SET PROBLEM:
In the copy, keep every record exact and leave out all images.

(Collected data entries)
-- Start --

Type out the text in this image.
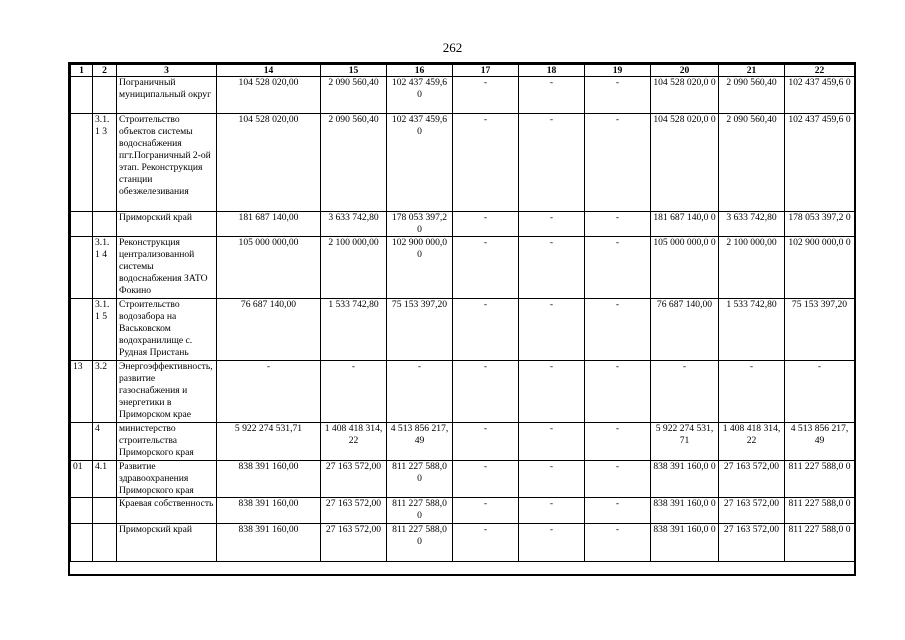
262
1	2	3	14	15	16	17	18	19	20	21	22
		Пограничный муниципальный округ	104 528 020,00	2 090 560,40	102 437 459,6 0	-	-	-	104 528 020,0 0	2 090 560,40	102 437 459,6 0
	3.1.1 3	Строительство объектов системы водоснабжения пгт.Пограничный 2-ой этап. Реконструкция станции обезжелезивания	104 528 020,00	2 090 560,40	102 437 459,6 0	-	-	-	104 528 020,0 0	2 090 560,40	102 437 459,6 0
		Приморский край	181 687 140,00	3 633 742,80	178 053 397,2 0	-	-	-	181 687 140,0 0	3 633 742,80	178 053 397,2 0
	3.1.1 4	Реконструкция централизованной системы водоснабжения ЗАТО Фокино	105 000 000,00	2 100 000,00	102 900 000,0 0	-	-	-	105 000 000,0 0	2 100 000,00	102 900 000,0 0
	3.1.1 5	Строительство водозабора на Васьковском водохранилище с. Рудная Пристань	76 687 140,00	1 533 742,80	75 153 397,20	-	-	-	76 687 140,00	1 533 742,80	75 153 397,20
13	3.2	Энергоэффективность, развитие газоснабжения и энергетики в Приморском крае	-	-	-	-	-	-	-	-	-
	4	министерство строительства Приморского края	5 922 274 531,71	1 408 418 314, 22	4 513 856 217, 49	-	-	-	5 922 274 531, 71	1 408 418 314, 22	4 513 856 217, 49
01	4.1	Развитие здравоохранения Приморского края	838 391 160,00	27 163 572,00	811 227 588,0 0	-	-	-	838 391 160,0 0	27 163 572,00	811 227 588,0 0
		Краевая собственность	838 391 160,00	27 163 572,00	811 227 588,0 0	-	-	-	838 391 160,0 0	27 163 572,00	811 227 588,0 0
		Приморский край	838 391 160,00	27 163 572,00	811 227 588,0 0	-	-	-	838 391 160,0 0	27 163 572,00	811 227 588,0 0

-- End --

PROBLEM SOLUTION:
Type out the text in this image.
262
1	2	3	14	15	16	17	18	19	20	21	22
		Пограничный муниципальный округ	104 528 020,00	2 090 560,40	102 437 459,6 0	-	-	-	104 528 020,0 0	2 090 560,40	102 437 459,6 0
	3.1.1 3	Строительство объектов системы водоснабжения пгт.Пограничный 2-ой этап. Реконструкция станции обезжелезивания	104 528 020,00	2 090 560,40	102 437 459,6 0	-	-	-	104 528 020,0 0	2 090 560,40	102 437 459,6 0
		Приморский край	181 687 140,00	3 633 742,80	178 053 397,2 0	-	-	-	181 687 140,0 0	3 633 742,80	178 053 397,2 0
	3.1.1 4	Реконструкция централизованной системы водоснабжения ЗАТО Фокино	105 000 000,00	2 100 000,00	102 900 000,0 0	-	-	-	105 000 000,0 0	2 100 000,00	102 900 000,0 0
	3.1.1 5	Строительство водозабора на Васьковском водохранилище с. Рудная Пристань	76 687 140,00	1 533 742,80	75 153 397,20	-	-	-	76 687 140,00	1 533 742,80	75 153 397,20
13	3.2	Энергоэффективность, развитие газоснабжения и энергетики в Приморском крае	-	-	-	-	-	-	-	-	-
	4	министерство строительства Приморского края	5 922 274 531,71	1 408 418 314, 22	4 513 856 217, 49	-	-	-	5 922 274 531, 71	1 408 418 314, 22	4 513 856 217, 49
01	4.1	Развитие здравоохранения Приморского края	838 391 160,00	27 163 572,00	811 227 588,0 0	-	-	-	838 391 160,0 0	27 163 572,00	811 227 588,0 0
		Краевая собственность	838 391 160,00	27 163 572,00	811 227 588,0 0	-	-	-	838 391 160,0 0	27 163 572,00	811 227 588,0 0
		Приморский край	838 391 160,00	27 163 572,00	811 227 588,0 0	-	-	-	838 391 160,0 0	27 163 572,00	811 227 588,0 0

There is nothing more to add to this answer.